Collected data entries
---+---
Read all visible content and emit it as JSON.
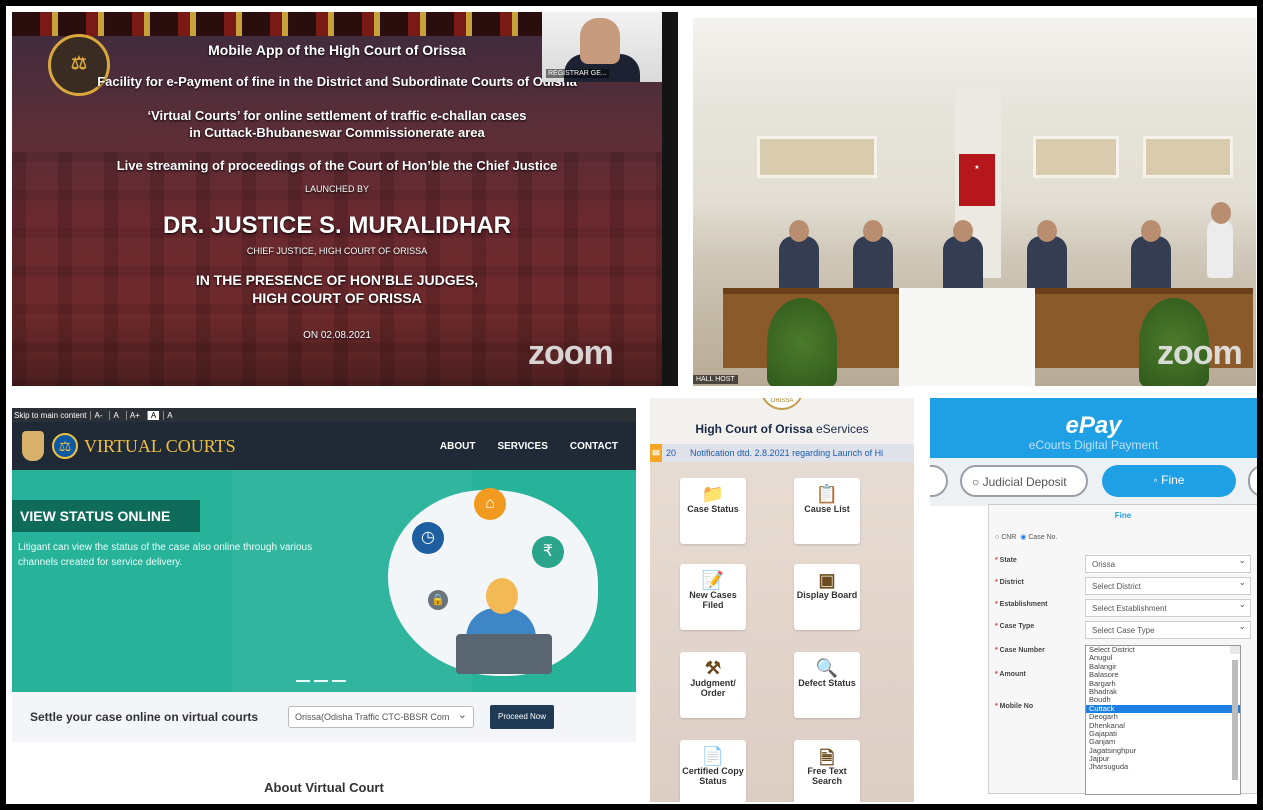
{
  "slide": {
    "line1": "Mobile App of the High Court of Orissa",
    "line2": "Facility for e-Payment of fine in the District and Subordinate Courts of Odisha",
    "line3": "‘Virtual Courts’ for online settlement of traffic e-challan cases",
    "line4": "in Cuttack-Bhubaneswar Commissionerate area",
    "line5": "Live streaming of proceedings of the Court of Hon’ble the Chief Justice",
    "launched_by": "LAUNCHED BY",
    "name": "DR. JUSTICE S. MURALIDHAR",
    "designation": "CHIEF JUSTICE, HIGH COURT OF ORISSA",
    "presence1": "IN THE PRESENCE OF HON’BLE JUDGES,",
    "presence2": "HIGH COURT OF ORISSA",
    "date": "ON 02.08.2021",
    "seal_text": "HIGH COURT ORISSA",
    "camera_label": "REGISTRAR GE...",
    "zoom": "zoom"
  },
  "hall": {
    "host_label": "HALL HOST",
    "zoom": "zoom"
  },
  "virtual_courts": {
    "skip_link": "Skip to main content",
    "font_sizes": [
      "A-",
      "A",
      "A+",
      "A",
      "A"
    ],
    "brand": "VIRTUAL COURTS",
    "menu": [
      "ABOUT",
      "SERVICES",
      "CONTACT"
    ],
    "hero_title": "VIEW STATUS ONLINE",
    "hero_desc": "Litigant can view the status of the case also online through various channels created for service delivery.",
    "settle_label": "Settle your case online on virtual courts",
    "court_select": "Orissa(Odisha Traffic CTC-BBSR Com",
    "proceed_button": "Proceed Now",
    "about_heading": "About Virtual Court"
  },
  "eservices": {
    "title_bold": "High Court of Orissa",
    "title_rest": " eServices",
    "ticker_count": "20",
    "ticker_text": "Notification dtd. 2.8.2021 regarding Launch of Hi",
    "cards": [
      {
        "label": "Case Status",
        "icon": "case-status-icon"
      },
      {
        "label": "Cause List",
        "icon": "cause-list-icon"
      },
      {
        "label": "New Cases Filed",
        "icon": "new-cases-icon"
      },
      {
        "label": "Display Board",
        "icon": "display-board-icon"
      },
      {
        "label": "Judgment/ Order",
        "icon": "gavel-icon"
      },
      {
        "label": "Defect Status",
        "icon": "defect-search-icon"
      },
      {
        "label": "Certified Copy Status",
        "icon": "certified-copy-icon"
      },
      {
        "label": "Free Text Search",
        "icon": "text-search-icon"
      }
    ],
    "seal_text": "ORISSA"
  },
  "epay": {
    "title": "ePay",
    "subtitle": "eCourts Digital Payment",
    "tab_judicial": "Judicial Deposit",
    "tab_fine": "Fine",
    "form_title": "Fine",
    "radio_cnr": "CNR",
    "radio_case": "Case No.",
    "labels": {
      "state": "State",
      "district": "District",
      "establishment": "Establishment",
      "case_type": "Case Type",
      "case_number": "Case Number",
      "amount": "Amount",
      "mobile": "Mobile No"
    },
    "values": {
      "state": "Orissa",
      "district": "Select District",
      "establishment": "Select Establishment",
      "case_type": "Select Case Type"
    },
    "districts": [
      "Select District",
      "Anugul",
      "Balangir",
      "Balasore",
      "Bargarh",
      "Bhadrak",
      "Boudh",
      "Cuttack",
      "Deogarh",
      "Dhenkanal",
      "Gajapati",
      "Ganjam",
      "Jagatsinghpur",
      "Jajpur",
      "Jharsuguda"
    ],
    "selected_district": "Cuttack",
    "accent": "#1f9fe4"
  }
}
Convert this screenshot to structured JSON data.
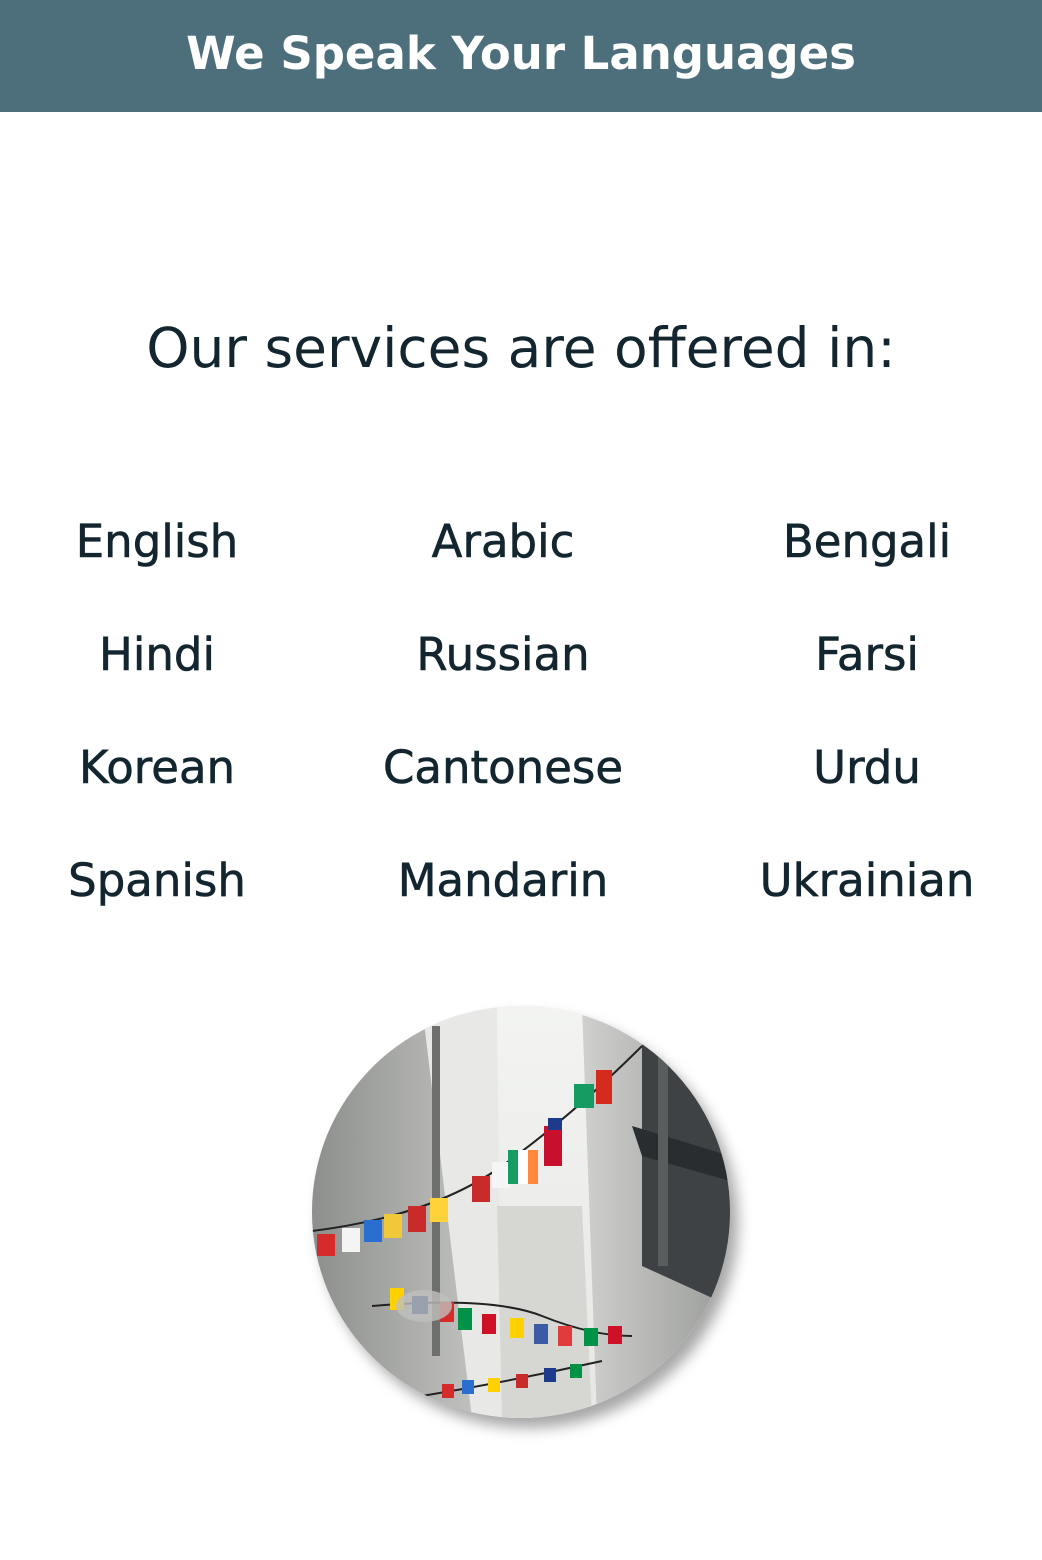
{
  "header": {
    "title": "We Speak Your Languages"
  },
  "main": {
    "subtitle": "Our services are offered in:",
    "languages": [
      [
        "English",
        "Arabic",
        "Bengali"
      ],
      [
        "Hindi",
        "Russian",
        "Farsi"
      ],
      [
        "Korean",
        "Cantonese",
        "Urdu"
      ],
      [
        "Spanish",
        "Mandarin",
        "Ukrainian"
      ]
    ]
  },
  "colors": {
    "header_bg": "#4d6f7b",
    "text": "#13262f"
  }
}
---+---
## [Written task]
Leave out the pictures, and give all the records again exactly.

## [Answer to the problem]
Read all visible content and emit it as JSON.
{
  "slide": {
    "line1": "Mobile App of the High Court of Orissa",
    "line2": "Facility for e-Payment of fine in the District and Subordinate Courts of Odisha",
    "line3": "‘Virtual Courts’ for online settlement of traffic e-challan cases",
    "line4": "in Cuttack-Bhubaneswar Commissionerate area",
    "line5": "Live streaming of proceedings of the Court of Hon’ble the Chief Justice",
    "launched_by": "LAUNCHED BY",
    "name": "DR. JUSTICE S. MURALIDHAR",
    "designation": "CHIEF JUSTICE, HIGH COURT OF ORISSA",
    "presence1": "IN THE PRESENCE OF HON’BLE JUDGES,",
    "presence2": "HIGH COURT OF ORISSA",
    "date": "ON 02.08.2021",
    "seal_text": "HIGH COURT ORISSA",
    "camera_label": "REGISTRAR GE...",
    "zoom": "zoom"
  },
  "hall": {
    "host_label": "HALL HOST",
    "zoom": "zoom"
  },
  "virtual_courts": {
    "skip_link": "Skip to main content",
    "font_sizes": [
      "A-",
      "A",
      "A+",
      "A",
      "A"
    ],
    "brand": "VIRTUAL COURTS",
    "menu": [
      "ABOUT",
      "SERVICES",
      "CONTACT"
    ],
    "hero_title": "VIEW STATUS ONLINE",
    "hero_desc": "Litigant can view the status of the case also online through various channels created for service delivery.",
    "settle_label": "Settle your case online on virtual courts",
    "court_select": "Orissa(Odisha Traffic CTC-BBSR Com",
    "proceed_button": "Proceed Now",
    "about_heading": "About Virtual Court"
  },
  "eservices": {
    "title_bold": "High Court of Orissa",
    "title_rest": " eServices",
    "ticker_count": "20",
    "ticker_text": "Notification dtd. 2.8.2021 regarding Launch of Hi",
    "cards": [
      {
        "label": "Case Status",
        "icon": "case-status-icon"
      },
      {
        "label": "Cause List",
        "icon": "cause-list-icon"
      },
      {
        "label": "New Cases Filed",
        "icon": "new-cases-icon"
      },
      {
        "label": "Display Board",
        "icon": "display-board-icon"
      },
      {
        "label": "Judgment/ Order",
        "icon": "gavel-icon"
      },
      {
        "label": "Defect Status",
        "icon": "defect-search-icon"
      },
      {
        "label": "Certified Copy Status",
        "icon": "certified-copy-icon"
      },
      {
        "label": "Free Text Search",
        "icon": "text-search-icon"
      }
    ],
    "seal_text": "ORISSA"
  },
  "epay": {
    "title": "ePay",
    "subtitle": "eCourts Digital Payment",
    "tab_judicial": "Judicial Deposit",
    "tab_fine": "Fine",
    "form_title": "Fine",
    "radio_cnr": "CNR",
    "radio_case": "Case No.",
    "labels": {
      "state": "State",
      "district": "District",
      "establishment": "Establishment",
      "case_type": "Case Type",
      "case_number": "Case Number",
      "amount": "Amount",
      "mobile": "Mobile No"
    },
    "values": {
      "state": "Orissa",
      "district": "Select District",
      "establishment": "Select Establishment",
      "case_type": "Select Case Type"
    },
    "districts": [
      "Select District",
      "Anugul",
      "Balangir",
      "Balasore",
      "Bargarh",
      "Bhadrak",
      "Boudh",
      "Cuttack",
      "Deogarh",
      "Dhenkanal",
      "Gajapati",
      "Ganjam",
      "Jagatsinghpur",
      "Jajpur",
      "Jharsuguda"
    ],
    "selected_district": "Cuttack",
    "accent": "#1f9fe4"
  }
}
Convert this screenshot to structured JSON data.
{
  "header": {
    "title": "We Speak Your Languages"
  },
  "main": {
    "subtitle": "Our services are offered in:",
    "languages": [
      [
        "English",
        "Arabic",
        "Bengali"
      ],
      [
        "Hindi",
        "Russian",
        "Farsi"
      ],
      [
        "Korean",
        "Cantonese",
        "Urdu"
      ],
      [
        "Spanish",
        "Mandarin",
        "Ukrainian"
      ]
    ]
  },
  "colors": {
    "header_bg": "#4d6f7b",
    "text": "#13262f"
  }
}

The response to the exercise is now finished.